◆ DIRECTIVE ◆
Repeat every record below exactly, omitting any pictures.

◆ INPUT FOR THIS TASK ◆
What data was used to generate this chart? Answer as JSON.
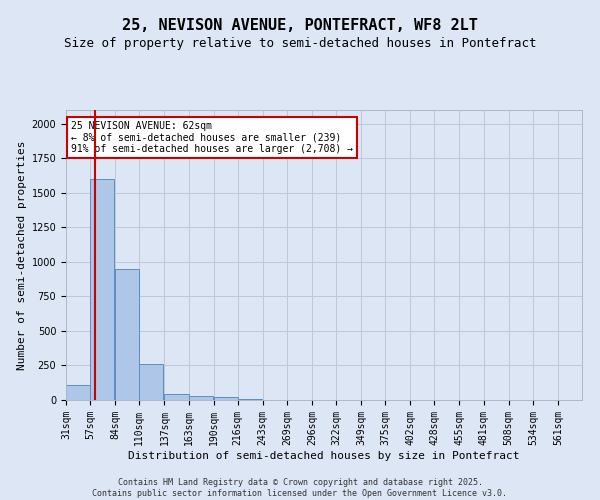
{
  "title": "25, NEVISON AVENUE, PONTEFRACT, WF8 2LT",
  "subtitle": "Size of property relative to semi-detached houses in Pontefract",
  "xlabel": "Distribution of semi-detached houses by size in Pontefract",
  "ylabel": "Number of semi-detached properties",
  "bin_labels": [
    "31sqm",
    "57sqm",
    "84sqm",
    "110sqm",
    "137sqm",
    "163sqm",
    "190sqm",
    "216sqm",
    "243sqm",
    "269sqm",
    "296sqm",
    "322sqm",
    "349sqm",
    "375sqm",
    "402sqm",
    "428sqm",
    "455sqm",
    "481sqm",
    "508sqm",
    "534sqm",
    "561sqm"
  ],
  "bin_edges": [
    31,
    57,
    84,
    110,
    137,
    163,
    190,
    216,
    243,
    269,
    296,
    322,
    349,
    375,
    402,
    428,
    455,
    481,
    508,
    534,
    561
  ],
  "bar_heights": [
    110,
    1600,
    950,
    260,
    40,
    30,
    20,
    5,
    0,
    0,
    0,
    0,
    0,
    0,
    0,
    0,
    0,
    0,
    0,
    0
  ],
  "bar_color": "#aec6e8",
  "bar_edge_color": "#5a8fc2",
  "property_size": 62,
  "red_line_color": "#cc0000",
  "annotation_text": "25 NEVISON AVENUE: 62sqm\n← 8% of semi-detached houses are smaller (239)\n91% of semi-detached houses are larger (2,708) →",
  "annotation_box_color": "#cc0000",
  "annotation_text_color": "#000000",
  "ylim": [
    0,
    2100
  ],
  "background_color": "#dce6f5",
  "plot_bg_color": "#dce6f5",
  "footer_line1": "Contains HM Land Registry data © Crown copyright and database right 2025.",
  "footer_line2": "Contains public sector information licensed under the Open Government Licence v3.0.",
  "title_fontsize": 11,
  "subtitle_fontsize": 9,
  "axis_label_fontsize": 8,
  "tick_fontsize": 7,
  "annotation_fontsize": 7,
  "footer_fontsize": 6,
  "grid_color": "#c0c8d8"
}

◆ RESPONSE BELOW ◆
What data was used to generate this chart? Answer as JSON.
{
  "title": "25, NEVISON AVENUE, PONTEFRACT, WF8 2LT",
  "subtitle": "Size of property relative to semi-detached houses in Pontefract",
  "xlabel": "Distribution of semi-detached houses by size in Pontefract",
  "ylabel": "Number of semi-detached properties",
  "bin_labels": [
    "31sqm",
    "57sqm",
    "84sqm",
    "110sqm",
    "137sqm",
    "163sqm",
    "190sqm",
    "216sqm",
    "243sqm",
    "269sqm",
    "296sqm",
    "322sqm",
    "349sqm",
    "375sqm",
    "402sqm",
    "428sqm",
    "455sqm",
    "481sqm",
    "508sqm",
    "534sqm",
    "561sqm"
  ],
  "bin_edges": [
    31,
    57,
    84,
    110,
    137,
    163,
    190,
    216,
    243,
    269,
    296,
    322,
    349,
    375,
    402,
    428,
    455,
    481,
    508,
    534,
    561
  ],
  "bar_heights": [
    110,
    1600,
    950,
    260,
    40,
    30,
    20,
    5,
    0,
    0,
    0,
    0,
    0,
    0,
    0,
    0,
    0,
    0,
    0,
    0
  ],
  "bar_color": "#aec6e8",
  "bar_edge_color": "#5a8fc2",
  "property_size": 62,
  "red_line_color": "#cc0000",
  "annotation_text": "25 NEVISON AVENUE: 62sqm\n← 8% of semi-detached houses are smaller (239)\n91% of semi-detached houses are larger (2,708) →",
  "annotation_box_color": "#cc0000",
  "annotation_text_color": "#000000",
  "ylim": [
    0,
    2100
  ],
  "background_color": "#dce6f5",
  "plot_bg_color": "#dce6f5",
  "footer_line1": "Contains HM Land Registry data © Crown copyright and database right 2025.",
  "footer_line2": "Contains public sector information licensed under the Open Government Licence v3.0.",
  "title_fontsize": 11,
  "subtitle_fontsize": 9,
  "axis_label_fontsize": 8,
  "tick_fontsize": 7,
  "annotation_fontsize": 7,
  "footer_fontsize": 6,
  "grid_color": "#c0c8d8"
}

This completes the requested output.